ПРИВЕДЁННЫЙ ТЕКСТ
━━━

Журнал «Дон» выходит на Россию и не вправе замыкаться в каких-либо рамках, кроме установленных самой литературой. Только степень таланта влияет на судьбу рукописи. Есть авторитетная редколлегия, редакция, есть, наконец, главный редактор. Никакого давления извне. Печатали и будем печатать достойных. Сие право выстрадано!

«Дон», особенно за последние лет двадцать, сложился как традиционно русский литературный журнал. Следуем «Современнику» Александра Сергеевича Пушкина. Проза, поэзия, критика, публицистика...

Корней Иванович Чуковский оставил письменное свидетельство о своих встречах с Михаилом Александровичем Шолоховым в Кисловодске в начале 1941 года: «... как же не похож он на писателей Ленинграда и Москвы! Вдумчивый, медлительный, спокойный, благородный...». У Шолохова мысль, как записал в дневнике Чуковский, что «надо распустить Союз – пусть пишут. Пусть остаётся только профессиональная организация».

Полностью согласен с классиком. Это я к тому, что ни членство в ныне различных союзах, ни иные обстоятельства не имеют ровно никакого значения, когда перед тобой текст, предлагаемый в журнал. Важен лишь его художественный уровень.
Каждый из авторов, приписанных к «Дону», подчёркиваю, каждый – талантлив и интересен. Иных не держим!

Представлять прозаика Николая Иванова, ныне возглавившего Союз писателей России, нет необходимости. Стоит лишь указать, что это давний автор журнала «Дон». Один из номеров открыли две его новеллы, где герои то криком кричат от боли, то каменеют в горе. Писатель показывает происходящее с обеих сторон границы России и Украины. Время действия – одно, место действия и поступки героев – схожи. Но при этом какая огромная разница!.. Существенно, что повествуется про родные автору края, о чём свидетельствует пометка «Луганск – Брянск...».

━━━

ИСХОДНЫЕ ДАННЫЕ
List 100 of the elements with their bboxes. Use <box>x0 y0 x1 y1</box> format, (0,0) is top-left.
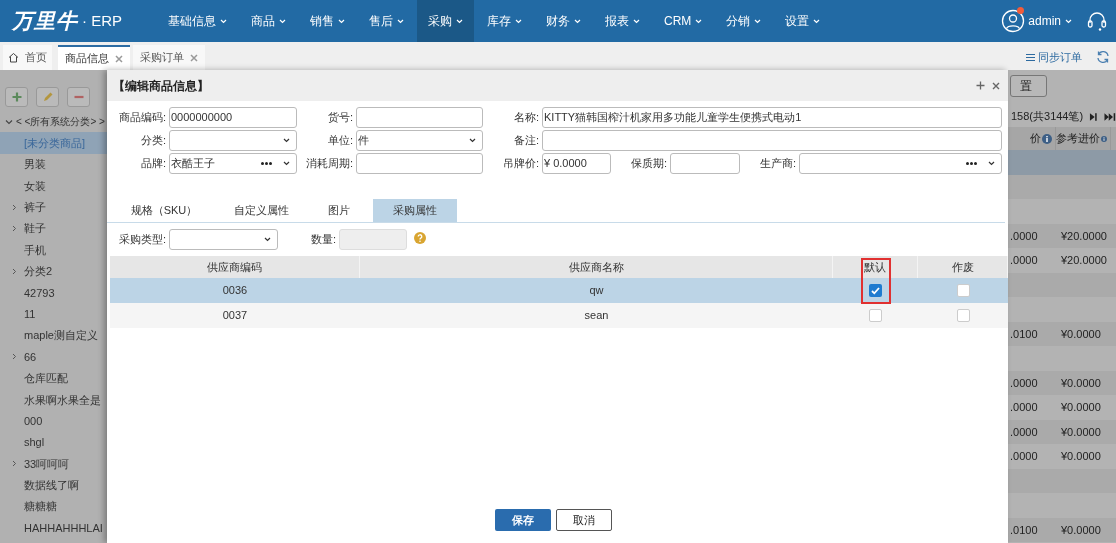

━━━

ФОРМУЛИРОВКА ЗАДАНИЯ
Перепишите фрагмент текста о журнале «Дон», начиная с места, где стоят слова «Корней Иванович Чуковский», и заканчивая словами «его художественный уровень.». При этом замените «классиком» на «писателем».

РЕШЕНИЕ ЗАДАНИЯ
Корней Иванович Чуковский оставил письменное свидетельство о своих встречах с Михаилом Александровичем Шолоховым в Кисловодске в начале 1941 года: «... как же не похож он на писателей Ленинграда и Москвы! Вдумчивый, медлительный, спокойный, благородный...». У Шолохова мысль, как записал в дневнике Чуковский, что «надо распустить Союз – пусть пишут. Пусть остаётся только профессиональная организация».

Полностью согласен с писателем. Это я к тому, что ни членство в ныне различных союзах, ни иные обстоятельства не имеют ровно никакого значения, когда перед тобой текст, предлагаемый в журнал. Важен лишь его художественный уровень.